— start EXTRACTED INFORMATION —

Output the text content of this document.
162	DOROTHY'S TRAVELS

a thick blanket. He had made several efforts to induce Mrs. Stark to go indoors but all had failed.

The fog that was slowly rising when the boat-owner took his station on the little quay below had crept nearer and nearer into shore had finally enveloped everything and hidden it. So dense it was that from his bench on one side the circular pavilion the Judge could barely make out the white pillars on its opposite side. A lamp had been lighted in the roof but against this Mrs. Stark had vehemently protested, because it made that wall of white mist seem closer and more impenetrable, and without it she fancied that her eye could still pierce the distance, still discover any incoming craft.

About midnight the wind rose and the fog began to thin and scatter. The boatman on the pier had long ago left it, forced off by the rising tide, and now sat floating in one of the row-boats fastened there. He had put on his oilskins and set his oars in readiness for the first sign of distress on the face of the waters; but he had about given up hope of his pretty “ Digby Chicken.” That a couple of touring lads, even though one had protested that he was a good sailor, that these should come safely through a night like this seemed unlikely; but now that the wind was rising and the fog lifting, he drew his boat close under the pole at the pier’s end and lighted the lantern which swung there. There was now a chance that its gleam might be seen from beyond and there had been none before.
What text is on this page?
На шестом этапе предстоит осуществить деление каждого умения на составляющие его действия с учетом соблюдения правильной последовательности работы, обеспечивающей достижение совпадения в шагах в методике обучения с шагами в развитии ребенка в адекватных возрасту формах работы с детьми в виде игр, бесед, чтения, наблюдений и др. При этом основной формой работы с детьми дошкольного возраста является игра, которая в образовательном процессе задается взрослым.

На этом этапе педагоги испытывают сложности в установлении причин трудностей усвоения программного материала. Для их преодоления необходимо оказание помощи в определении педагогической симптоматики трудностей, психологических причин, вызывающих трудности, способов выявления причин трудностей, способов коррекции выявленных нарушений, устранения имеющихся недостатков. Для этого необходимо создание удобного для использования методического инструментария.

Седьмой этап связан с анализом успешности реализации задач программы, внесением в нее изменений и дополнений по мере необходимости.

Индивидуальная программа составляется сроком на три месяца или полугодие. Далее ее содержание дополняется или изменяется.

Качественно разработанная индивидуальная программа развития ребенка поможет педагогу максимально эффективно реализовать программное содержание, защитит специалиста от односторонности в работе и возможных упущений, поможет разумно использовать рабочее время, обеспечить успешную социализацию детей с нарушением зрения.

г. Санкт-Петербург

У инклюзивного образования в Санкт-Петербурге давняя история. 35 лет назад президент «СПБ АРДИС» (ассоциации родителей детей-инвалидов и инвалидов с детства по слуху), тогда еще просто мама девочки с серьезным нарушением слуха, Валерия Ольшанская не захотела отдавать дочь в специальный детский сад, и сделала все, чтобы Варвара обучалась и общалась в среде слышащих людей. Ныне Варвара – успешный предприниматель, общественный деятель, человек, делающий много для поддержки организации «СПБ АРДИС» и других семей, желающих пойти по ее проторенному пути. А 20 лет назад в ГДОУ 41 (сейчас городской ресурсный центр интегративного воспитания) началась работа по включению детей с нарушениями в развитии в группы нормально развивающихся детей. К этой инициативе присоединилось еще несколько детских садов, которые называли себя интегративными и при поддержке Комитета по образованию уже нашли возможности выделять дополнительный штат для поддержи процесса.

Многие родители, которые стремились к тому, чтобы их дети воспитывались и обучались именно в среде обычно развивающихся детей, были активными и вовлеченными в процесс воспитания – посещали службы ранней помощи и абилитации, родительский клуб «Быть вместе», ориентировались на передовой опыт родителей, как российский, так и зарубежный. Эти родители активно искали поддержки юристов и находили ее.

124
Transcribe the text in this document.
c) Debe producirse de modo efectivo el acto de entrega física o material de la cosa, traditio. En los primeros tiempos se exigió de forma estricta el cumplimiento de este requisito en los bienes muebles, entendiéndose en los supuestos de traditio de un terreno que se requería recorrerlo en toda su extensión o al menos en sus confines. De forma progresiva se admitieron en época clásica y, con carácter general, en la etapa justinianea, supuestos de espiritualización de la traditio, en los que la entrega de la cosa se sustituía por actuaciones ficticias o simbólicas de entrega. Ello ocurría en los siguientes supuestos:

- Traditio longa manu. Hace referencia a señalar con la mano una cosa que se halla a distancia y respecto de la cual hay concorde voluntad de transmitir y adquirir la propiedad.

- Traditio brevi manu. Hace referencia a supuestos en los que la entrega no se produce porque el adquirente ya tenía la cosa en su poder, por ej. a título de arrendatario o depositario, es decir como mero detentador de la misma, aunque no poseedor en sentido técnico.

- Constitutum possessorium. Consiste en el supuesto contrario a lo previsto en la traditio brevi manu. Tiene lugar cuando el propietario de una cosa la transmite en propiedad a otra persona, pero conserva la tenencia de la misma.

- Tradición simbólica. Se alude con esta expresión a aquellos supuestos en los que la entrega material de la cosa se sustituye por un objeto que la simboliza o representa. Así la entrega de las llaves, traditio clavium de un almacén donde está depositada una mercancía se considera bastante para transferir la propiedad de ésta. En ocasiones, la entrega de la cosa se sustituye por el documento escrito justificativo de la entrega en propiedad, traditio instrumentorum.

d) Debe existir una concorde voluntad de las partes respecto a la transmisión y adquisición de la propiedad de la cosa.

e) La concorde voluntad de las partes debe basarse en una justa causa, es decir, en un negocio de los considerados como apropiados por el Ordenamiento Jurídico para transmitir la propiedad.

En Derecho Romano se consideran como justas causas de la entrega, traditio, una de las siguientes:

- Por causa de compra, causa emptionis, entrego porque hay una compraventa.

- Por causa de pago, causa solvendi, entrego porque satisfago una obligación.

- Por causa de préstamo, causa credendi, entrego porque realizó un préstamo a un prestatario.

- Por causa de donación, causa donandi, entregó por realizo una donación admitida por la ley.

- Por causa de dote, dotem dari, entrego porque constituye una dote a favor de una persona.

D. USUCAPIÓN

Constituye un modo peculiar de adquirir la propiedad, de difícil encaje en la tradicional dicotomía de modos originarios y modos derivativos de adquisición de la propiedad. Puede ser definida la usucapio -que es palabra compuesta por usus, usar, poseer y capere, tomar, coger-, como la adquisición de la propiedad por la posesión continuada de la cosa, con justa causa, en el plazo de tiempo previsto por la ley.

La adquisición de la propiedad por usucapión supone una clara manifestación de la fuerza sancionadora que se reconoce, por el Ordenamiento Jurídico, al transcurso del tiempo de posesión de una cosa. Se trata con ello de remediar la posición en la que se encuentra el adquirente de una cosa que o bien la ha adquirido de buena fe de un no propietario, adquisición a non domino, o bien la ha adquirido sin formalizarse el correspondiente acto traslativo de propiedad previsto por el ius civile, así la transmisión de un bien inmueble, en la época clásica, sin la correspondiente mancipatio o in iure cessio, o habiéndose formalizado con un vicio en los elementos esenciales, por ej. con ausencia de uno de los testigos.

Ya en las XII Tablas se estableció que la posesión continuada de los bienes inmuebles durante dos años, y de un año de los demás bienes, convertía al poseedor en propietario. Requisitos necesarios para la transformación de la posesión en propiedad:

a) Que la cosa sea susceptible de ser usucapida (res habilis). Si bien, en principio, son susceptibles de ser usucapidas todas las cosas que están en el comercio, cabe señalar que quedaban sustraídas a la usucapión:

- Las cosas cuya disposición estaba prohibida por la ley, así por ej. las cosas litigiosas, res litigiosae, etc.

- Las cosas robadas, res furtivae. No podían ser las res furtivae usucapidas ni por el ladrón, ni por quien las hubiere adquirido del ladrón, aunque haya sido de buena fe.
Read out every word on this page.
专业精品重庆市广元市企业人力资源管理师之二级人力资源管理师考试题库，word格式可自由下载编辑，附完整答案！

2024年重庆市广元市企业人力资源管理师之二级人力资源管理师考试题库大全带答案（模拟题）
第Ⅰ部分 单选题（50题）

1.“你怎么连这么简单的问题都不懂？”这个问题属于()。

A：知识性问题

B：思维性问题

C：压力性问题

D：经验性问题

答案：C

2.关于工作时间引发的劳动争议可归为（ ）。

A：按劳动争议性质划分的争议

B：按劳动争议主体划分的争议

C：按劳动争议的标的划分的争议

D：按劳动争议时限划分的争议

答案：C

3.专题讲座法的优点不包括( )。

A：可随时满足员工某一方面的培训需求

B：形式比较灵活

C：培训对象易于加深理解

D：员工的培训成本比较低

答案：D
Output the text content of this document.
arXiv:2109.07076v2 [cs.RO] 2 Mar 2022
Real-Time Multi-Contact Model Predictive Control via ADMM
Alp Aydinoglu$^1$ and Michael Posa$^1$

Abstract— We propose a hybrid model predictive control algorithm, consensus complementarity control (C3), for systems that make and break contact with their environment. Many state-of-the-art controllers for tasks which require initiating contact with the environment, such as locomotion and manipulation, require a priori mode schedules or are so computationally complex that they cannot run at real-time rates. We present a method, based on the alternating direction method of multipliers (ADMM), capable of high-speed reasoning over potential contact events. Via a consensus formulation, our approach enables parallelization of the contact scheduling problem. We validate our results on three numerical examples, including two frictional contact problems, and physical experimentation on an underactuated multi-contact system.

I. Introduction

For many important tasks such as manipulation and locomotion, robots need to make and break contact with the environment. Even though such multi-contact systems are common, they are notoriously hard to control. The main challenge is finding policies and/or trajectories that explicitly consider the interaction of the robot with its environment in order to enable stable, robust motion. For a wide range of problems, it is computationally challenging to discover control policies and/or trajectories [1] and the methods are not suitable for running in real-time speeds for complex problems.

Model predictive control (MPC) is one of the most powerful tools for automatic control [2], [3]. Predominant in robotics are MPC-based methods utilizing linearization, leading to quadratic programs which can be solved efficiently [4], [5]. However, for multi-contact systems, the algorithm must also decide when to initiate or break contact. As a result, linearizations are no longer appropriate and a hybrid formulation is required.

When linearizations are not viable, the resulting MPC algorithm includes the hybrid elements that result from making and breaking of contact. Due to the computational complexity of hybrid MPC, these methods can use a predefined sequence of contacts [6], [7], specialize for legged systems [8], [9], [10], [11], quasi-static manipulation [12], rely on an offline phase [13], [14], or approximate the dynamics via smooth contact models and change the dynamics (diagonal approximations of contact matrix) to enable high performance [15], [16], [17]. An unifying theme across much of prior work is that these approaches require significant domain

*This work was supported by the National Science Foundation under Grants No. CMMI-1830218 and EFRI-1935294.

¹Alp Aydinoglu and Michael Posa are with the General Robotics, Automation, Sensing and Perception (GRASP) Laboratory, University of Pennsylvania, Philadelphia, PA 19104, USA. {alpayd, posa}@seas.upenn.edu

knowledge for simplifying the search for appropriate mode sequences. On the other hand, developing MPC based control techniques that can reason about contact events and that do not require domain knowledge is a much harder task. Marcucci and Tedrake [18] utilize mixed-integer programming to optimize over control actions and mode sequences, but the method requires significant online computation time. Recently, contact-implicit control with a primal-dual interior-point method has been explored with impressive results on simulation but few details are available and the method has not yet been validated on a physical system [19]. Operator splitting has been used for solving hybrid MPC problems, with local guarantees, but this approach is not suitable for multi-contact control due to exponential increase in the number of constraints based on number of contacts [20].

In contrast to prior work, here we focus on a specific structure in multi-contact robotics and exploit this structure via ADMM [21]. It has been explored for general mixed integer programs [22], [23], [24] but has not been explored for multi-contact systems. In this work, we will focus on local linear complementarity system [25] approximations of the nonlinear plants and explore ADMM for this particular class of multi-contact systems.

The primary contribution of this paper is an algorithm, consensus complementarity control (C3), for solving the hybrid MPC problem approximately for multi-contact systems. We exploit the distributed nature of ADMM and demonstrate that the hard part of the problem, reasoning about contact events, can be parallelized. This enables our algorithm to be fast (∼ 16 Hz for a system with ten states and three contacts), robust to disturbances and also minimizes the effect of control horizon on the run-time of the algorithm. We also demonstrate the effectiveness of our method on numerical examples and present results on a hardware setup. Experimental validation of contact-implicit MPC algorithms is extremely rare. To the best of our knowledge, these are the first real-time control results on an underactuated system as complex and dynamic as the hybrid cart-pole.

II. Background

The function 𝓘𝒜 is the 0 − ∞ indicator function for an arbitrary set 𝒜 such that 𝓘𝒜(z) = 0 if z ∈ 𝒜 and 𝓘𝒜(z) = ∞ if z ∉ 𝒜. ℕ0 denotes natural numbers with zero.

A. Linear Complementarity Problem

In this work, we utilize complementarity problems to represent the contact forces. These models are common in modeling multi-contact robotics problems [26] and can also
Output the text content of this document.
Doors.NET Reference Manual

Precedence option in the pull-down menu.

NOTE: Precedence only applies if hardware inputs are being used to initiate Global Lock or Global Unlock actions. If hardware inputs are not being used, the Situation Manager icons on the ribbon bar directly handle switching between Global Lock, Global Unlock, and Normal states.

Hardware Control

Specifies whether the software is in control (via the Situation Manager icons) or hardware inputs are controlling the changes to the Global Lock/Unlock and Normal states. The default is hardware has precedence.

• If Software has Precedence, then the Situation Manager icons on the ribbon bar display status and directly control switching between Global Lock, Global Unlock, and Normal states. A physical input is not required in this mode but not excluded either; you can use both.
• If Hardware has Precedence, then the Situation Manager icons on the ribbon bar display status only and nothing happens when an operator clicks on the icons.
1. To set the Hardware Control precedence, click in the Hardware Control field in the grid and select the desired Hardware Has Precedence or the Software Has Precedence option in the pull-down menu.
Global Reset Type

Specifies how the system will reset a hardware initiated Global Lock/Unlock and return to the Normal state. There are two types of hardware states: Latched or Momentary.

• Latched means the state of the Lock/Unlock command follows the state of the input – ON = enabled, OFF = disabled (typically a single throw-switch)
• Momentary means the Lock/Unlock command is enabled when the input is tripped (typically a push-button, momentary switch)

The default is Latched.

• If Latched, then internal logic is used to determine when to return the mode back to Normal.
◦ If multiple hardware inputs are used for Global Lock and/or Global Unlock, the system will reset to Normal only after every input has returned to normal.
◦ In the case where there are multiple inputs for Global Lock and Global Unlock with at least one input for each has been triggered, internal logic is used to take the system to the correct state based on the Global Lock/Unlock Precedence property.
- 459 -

— end EXTRACTED INFORMATION —

## GOAL
Identify how many lines in the entries above contain the word "Posa" and provide only that figure.

## SOLUTION FOR THIS TASK
2